Written exercise » Print every entry exactly as written.

++++ Stored records

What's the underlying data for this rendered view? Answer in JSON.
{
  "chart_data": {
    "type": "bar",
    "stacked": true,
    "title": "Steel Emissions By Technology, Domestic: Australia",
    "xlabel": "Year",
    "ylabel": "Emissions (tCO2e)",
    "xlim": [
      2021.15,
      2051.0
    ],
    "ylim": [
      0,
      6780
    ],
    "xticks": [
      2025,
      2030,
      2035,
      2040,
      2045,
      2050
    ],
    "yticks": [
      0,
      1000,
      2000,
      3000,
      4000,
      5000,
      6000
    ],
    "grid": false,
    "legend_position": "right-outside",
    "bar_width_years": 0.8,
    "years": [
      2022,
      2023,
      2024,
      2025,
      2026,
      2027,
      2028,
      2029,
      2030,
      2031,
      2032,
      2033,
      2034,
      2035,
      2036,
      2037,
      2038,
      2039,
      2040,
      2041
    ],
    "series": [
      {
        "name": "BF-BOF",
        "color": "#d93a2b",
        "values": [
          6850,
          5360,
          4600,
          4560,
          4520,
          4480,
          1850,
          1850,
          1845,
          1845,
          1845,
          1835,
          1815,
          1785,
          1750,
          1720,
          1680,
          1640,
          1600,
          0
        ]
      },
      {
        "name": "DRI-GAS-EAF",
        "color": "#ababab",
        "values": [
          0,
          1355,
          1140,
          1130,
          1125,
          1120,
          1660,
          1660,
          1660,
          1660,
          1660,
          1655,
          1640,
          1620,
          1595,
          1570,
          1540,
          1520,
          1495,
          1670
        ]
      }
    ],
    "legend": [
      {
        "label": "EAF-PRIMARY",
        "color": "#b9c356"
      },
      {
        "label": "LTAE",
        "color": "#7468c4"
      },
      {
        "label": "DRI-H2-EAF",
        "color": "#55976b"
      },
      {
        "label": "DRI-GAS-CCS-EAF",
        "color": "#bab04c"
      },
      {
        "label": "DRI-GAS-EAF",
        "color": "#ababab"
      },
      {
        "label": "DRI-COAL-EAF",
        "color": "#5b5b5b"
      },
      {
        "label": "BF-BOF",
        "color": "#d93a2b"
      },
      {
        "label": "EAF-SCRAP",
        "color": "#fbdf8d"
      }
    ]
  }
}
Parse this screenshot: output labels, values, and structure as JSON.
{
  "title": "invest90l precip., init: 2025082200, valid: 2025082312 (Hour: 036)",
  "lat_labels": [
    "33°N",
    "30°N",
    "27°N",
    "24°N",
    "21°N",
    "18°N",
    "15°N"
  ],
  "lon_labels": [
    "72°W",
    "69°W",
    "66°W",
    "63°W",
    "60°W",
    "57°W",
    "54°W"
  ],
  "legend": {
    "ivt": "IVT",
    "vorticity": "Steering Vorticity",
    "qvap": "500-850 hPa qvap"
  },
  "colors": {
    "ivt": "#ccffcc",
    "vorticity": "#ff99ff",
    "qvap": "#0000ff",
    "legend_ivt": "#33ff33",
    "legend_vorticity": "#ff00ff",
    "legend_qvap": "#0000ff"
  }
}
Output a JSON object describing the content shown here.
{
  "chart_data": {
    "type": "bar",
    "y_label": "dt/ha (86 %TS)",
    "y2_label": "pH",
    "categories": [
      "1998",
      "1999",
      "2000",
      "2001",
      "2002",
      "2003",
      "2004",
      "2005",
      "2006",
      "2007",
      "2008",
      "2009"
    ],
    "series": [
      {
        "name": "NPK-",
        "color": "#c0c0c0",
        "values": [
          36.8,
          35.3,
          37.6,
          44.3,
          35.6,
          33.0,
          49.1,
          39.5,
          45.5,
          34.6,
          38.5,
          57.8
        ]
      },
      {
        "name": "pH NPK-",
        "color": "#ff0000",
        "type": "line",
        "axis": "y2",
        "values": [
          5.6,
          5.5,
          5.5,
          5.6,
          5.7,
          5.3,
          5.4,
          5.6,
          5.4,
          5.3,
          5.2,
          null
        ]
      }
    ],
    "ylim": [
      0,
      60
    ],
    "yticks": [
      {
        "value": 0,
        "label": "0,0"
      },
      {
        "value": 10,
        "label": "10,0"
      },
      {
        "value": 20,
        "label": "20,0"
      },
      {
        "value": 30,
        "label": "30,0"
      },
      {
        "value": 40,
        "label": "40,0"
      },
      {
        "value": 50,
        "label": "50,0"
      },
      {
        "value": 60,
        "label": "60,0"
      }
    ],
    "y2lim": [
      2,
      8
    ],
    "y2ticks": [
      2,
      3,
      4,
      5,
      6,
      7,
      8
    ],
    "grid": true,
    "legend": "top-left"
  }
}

++++++++

Written answer »
What's the underlying data for this rendered view? Answer in JSON.
{
  "chart_data": {
    "type": "bar",
    "stacked": true,
    "title": "Steel Emissions By Technology, Domestic: Australia",
    "xlabel": "Year",
    "ylabel": "Emissions (tCO2e)",
    "xlim": [
      2021.15,
      2051.0
    ],
    "ylim": [
      0,
      6780
    ],
    "xticks": [
      2025,
      2030,
      2035,
      2040,
      2045,
      2050
    ],
    "yticks": [
      0,
      1000,
      2000,
      3000,
      4000,
      5000,
      6000
    ],
    "grid": false,
    "legend_position": "right-outside",
    "bar_width_years": 0.8,
    "years": [
      2022,
      2023,
      2024,
      2025,
      2026,
      2027,
      2028,
      2029,
      2030,
      2031,
      2032,
      2033,
      2034,
      2035,
      2036,
      2037,
      2038,
      2039,
      2040,
      2041
    ],
    "series": [
      {
        "name": "BF-BOF",
        "color": "#d93a2b",
        "values": [
          6850,
          5360,
          4600,
          4560,
          4520,
          4480,
          1850,
          1850,
          1845,
          1845,
          1845,
          1835,
          1815,
          1785,
          1750,
          1720,
          1680,
          1640,
          1600,
          0
        ]
      },
      {
        "name": "DRI-GAS-EAF",
        "color": "#ababab",
        "values": [
          0,
          1355,
          1140,
          1130,
          1125,
          1120,
          1660,
          1660,
          1660,
          1660,
          1660,
          1655,
          1640,
          1620,
          1595,
          1570,
          1540,
          1520,
          1495,
          1670
        ]
      }
    ],
    "legend": [
      {
        "label": "EAF-PRIMARY",
        "color": "#b9c356"
      },
      {
        "label": "LTAE",
        "color": "#7468c4"
      },
      {
        "label": "DRI-H2-EAF",
        "color": "#55976b"
      },
      {
        "label": "DRI-GAS-CCS-EAF",
        "color": "#bab04c"
      },
      {
        "label": "DRI-GAS-EAF",
        "color": "#ababab"
      },
      {
        "label": "DRI-COAL-EAF",
        "color": "#5b5b5b"
      },
      {
        "label": "BF-BOF",
        "color": "#d93a2b"
      },
      {
        "label": "EAF-SCRAP",
        "color": "#fbdf8d"
      }
    ]
  }
}
Parse this screenshot: output labels, values, and structure as JSON.
{
  "title": "invest90l precip., init: 2025082200, valid: 2025082312 (Hour: 036)",
  "lat_labels": [
    "33°N",
    "30°N",
    "27°N",
    "24°N",
    "21°N",
    "18°N",
    "15°N"
  ],
  "lon_labels": [
    "72°W",
    "69°W",
    "66°W",
    "63°W",
    "60°W",
    "57°W",
    "54°W"
  ],
  "legend": {
    "ivt": "IVT",
    "vorticity": "Steering Vorticity",
    "qvap": "500-850 hPa qvap"
  },
  "colors": {
    "ivt": "#ccffcc",
    "vorticity": "#ff99ff",
    "qvap": "#0000ff",
    "legend_ivt": "#33ff33",
    "legend_vorticity": "#ff00ff",
    "legend_qvap": "#0000ff"
  }
}
Output a JSON object describing the content shown here.
{
  "chart_data": {
    "type": "bar",
    "y_label": "dt/ha (86 %TS)",
    "y2_label": "pH",
    "categories": [
      "1998",
      "1999",
      "2000",
      "2001",
      "2002",
      "2003",
      "2004",
      "2005",
      "2006",
      "2007",
      "2008",
      "2009"
    ],
    "series": [
      {
        "name": "NPK-",
        "color": "#c0c0c0",
        "values": [
          36.8,
          35.3,
          37.6,
          44.3,
          35.6,
          33.0,
          49.1,
          39.5,
          45.5,
          34.6,
          38.5,
          57.8
        ]
      },
      {
        "name": "pH NPK-",
        "color": "#ff0000",
        "type": "line",
        "axis": "y2",
        "values": [
          5.6,
          5.5,
          5.5,
          5.6,
          5.7,
          5.3,
          5.4,
          5.6,
          5.4,
          5.3,
          5.2,
          null
        ]
      }
    ],
    "ylim": [
      0,
      60
    ],
    "yticks": [
      {
        "value": 0,
        "label": "0,0"
      },
      {
        "value": 10,
        "label": "10,0"
      },
      {
        "value": 20,
        "label": "20,0"
      },
      {
        "value": 30,
        "label": "30,0"
      },
      {
        "value": 40,
        "label": "40,0"
      },
      {
        "value": 50,
        "label": "50,0"
      },
      {
        "value": 60,
        "label": "60,0"
      }
    ],
    "y2lim": [
      2,
      8
    ],
    "y2ticks": [
      2,
      3,
      4,
      5,
      6,
      7,
      8
    ],
    "grid": true,
    "legend": "top-left"
  }
}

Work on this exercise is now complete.